Christian Omertà: What Mike Huckabee’s ‘Virtues’ Reveal About Evangelical Politics

Christian Omertà: What Mike Huckabee’s ‘Virtues’ Reveal About Evangelical Politics

I recently came across a video clip featuring former Arkansas governor Mike Huckabee that struck a strange chord. 

During the interview, which was broadcasted on Newsmax in March, Huckabee weighed in on the budding conflict between former president Donald Trump and Florida governor Ron DeSantis. Though DeSantis would not announce his candidacy for president in the Republican primary for two more months, Trump had already dubbed him “Ron DeSanctimonious” and later “Meatball Ron.” 

Nevertheless, despite Trump’s personal and often demeaning attacks on others even within his own political party, Huckabee has consistently emphasized deference to the twice indicted, twice impeached former president. 

In fact, Huckabee indicated his belief that DeSantis and other Republicans who have publicly criticized Trump have violated the virtues of “loyalty” and “confidentiality.”

“Ron DeSantis wouldn’t have been governor of Florida without Donald Trump’s intervention. And I think Donald Trump—like a lot of us think—that somehow loyalty matters in politics. I think it does,” Huckabee said. “I think there are two virtues: loyalty and confidentiality. Be loyal to the people who helped you, and learn how to keep your mouth shut if you have information that could be hurtful to someone.”

To me, what Huckabee was advocating for sounded an awful lot like omertà. 

A term coined to describe a practice of organized criminals, omertà is a code of silence, especially when questioned by authorities. Omertà emphasizes non-cooperation with the government, law enforcement, or any other outsiders, even against rival crime families, as part of an effort to allow criminal networks to deal with conflicts internally—usually through violence and other unjust means. 

Those who violate omertà usually become targets for execution. But as a Sicilian proverb says, “He who is deaf, blind, and silent will live a hundred years in peace.”

It is little surprise that a similar code of silence in the face of gross moral failure is common among partisan politicians seeking to consolidate power for their party regardless of principles. However, what interested me is that the man advocating for such a code on live television was also an ordained Baptist minister who has pastored several churches. 

A lifelong Southern Baptist, Mike Huckabee holds a bachelor’s degree in religion and briefly attended Southwestern Baptist Theological Seminary before dropping out to pursue a career in Christian broadcasting. After a foray into politics, including a stint as the governor of Arkansas, he has returned to a combination of political and Christian media, with his political talk show airing on Trinity Broadcasting Network. 

Huckabee is also a member of the steering council for the Conservative Baptist Network (CBN), a group of Southern Baptist pastors and denominational leaders who are aiming to address “liberal drift” within the Southern Baptist Convention.

————

= CHALLENGES =
- a) Answer these from the article on Mike Huckabee, one short line each:
(i) On which network was the interview broadcast?
(ii) What two virtues did Huckabee name?
(iii) Which seminary did Huckabee briefly attend?
- b) Copy out the part of the article on Mike Huckabee that begins at the words "Those who violate" and ends after "pastored several churches.".
- c) Carry the article on Mike Huckabee forward from the point where it stops.

= SOURCE MATERIAL =
————

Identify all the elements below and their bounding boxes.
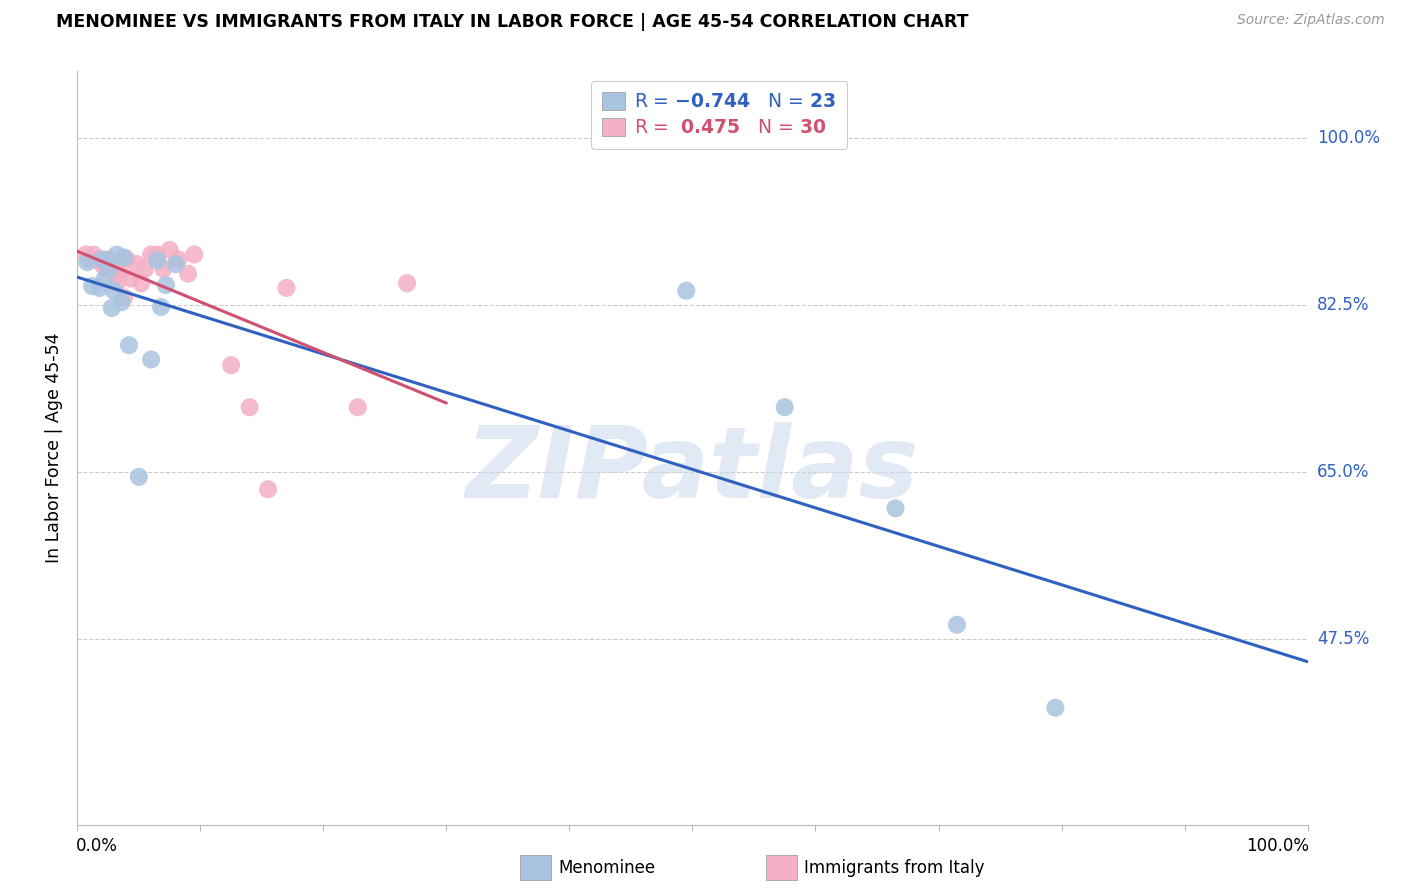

————

= SOLVED TASKS =
- a)
(i) Newsmax
(ii) Loyalty and confidentiality
(iii) Southwestern Baptist Theological Seminary

- b)
Those who violate omertà usually become targets for execution. But as a Sicilian proverb says, “He who is deaf, blind, and silent will live a hundred years in peace.”

It is little surprise that a similar code of silence in the face of gross moral failure is common among partisan politicians seeking to consolidate power for their party regardless of principles. However, what interested me is that the man advocating for such a code on live television was also an ordained Baptist minister who has pastored several churches.

- c)
Common battlegrounds for the CBN include stamping out critical race theory and “wokeness,” and keeping women out of Southern Baptist pulpits.

But perhaps most significant has been the network’s response to the SBC’s sexual abuse crisis—and, to be sure, many within their ranks feel that “crisis” is too strong a word. This despite a 288-page report released in 2022 by Guidepost Solutions that detailed an investigation uncovering two decades of sexual abuse coverup at the highest levels of leadership in the denomination. 

Included in the report were credible accusations of sexual abuse against a then-sitting SBC president in 2010, as well as abuse allegations at SBC colleges, churches, and other institutions. The report also documented a pattern of stonewalling and gaslighting toward abuse survivors and others who called for investigations. 

For at least two decades, not only had SBC leadership been incompetent in its response to sexual abuse allegations—it had been willfully negligent. 

In response to this report, which they themselves ordered, rank-and-file Southern Baptists overwhelming voted to implement abuse reforms, which include creating a database of SBC pastors and leaders who have been credibly accused of sexual assault in order to prevent abusers from moving from one SBC church or institution to another without accountability.

Despite widespread consensus within the denomination, the CBN has offered an alternative solution to the decades-long abuse crisis: Do nothing. Stop using the word “crisis.” And stop giving a platform to abuse survivor “activists” at denominational meetings who are besmirching the SBC’s good name. 

Whether citing fears of legal liability or emphasizing the Baptist value of local church autonomy, the CBN has sought to scuttle attempts at systematic reform in the SBC, arguing that if local church leaders encounter allegations of sexual abuse in their midst, they ought to just deal with it internally and independently. 

They also dispute the definition of “credibly accused,” which is determined by a preponderance of evidence after a third-party investigation. They do not believe that the credible testimony of abuse survivors, who may be testifying after criminal and civil statutes of limitations have expired, is sufficient to remove or keep a pastor from leadership. In fact, such action only invites legal trouble. 

CBN leaders argue that the only way to maintain the health and stability of the SBC for the long haul is to avoid litigation above all else. If individual congregations mishandle abuse, they will suffer the consequences, whatever they may be. But the denomination, which is a voluntary association of autonomous churches, simply cannot afford to take collective responsibility.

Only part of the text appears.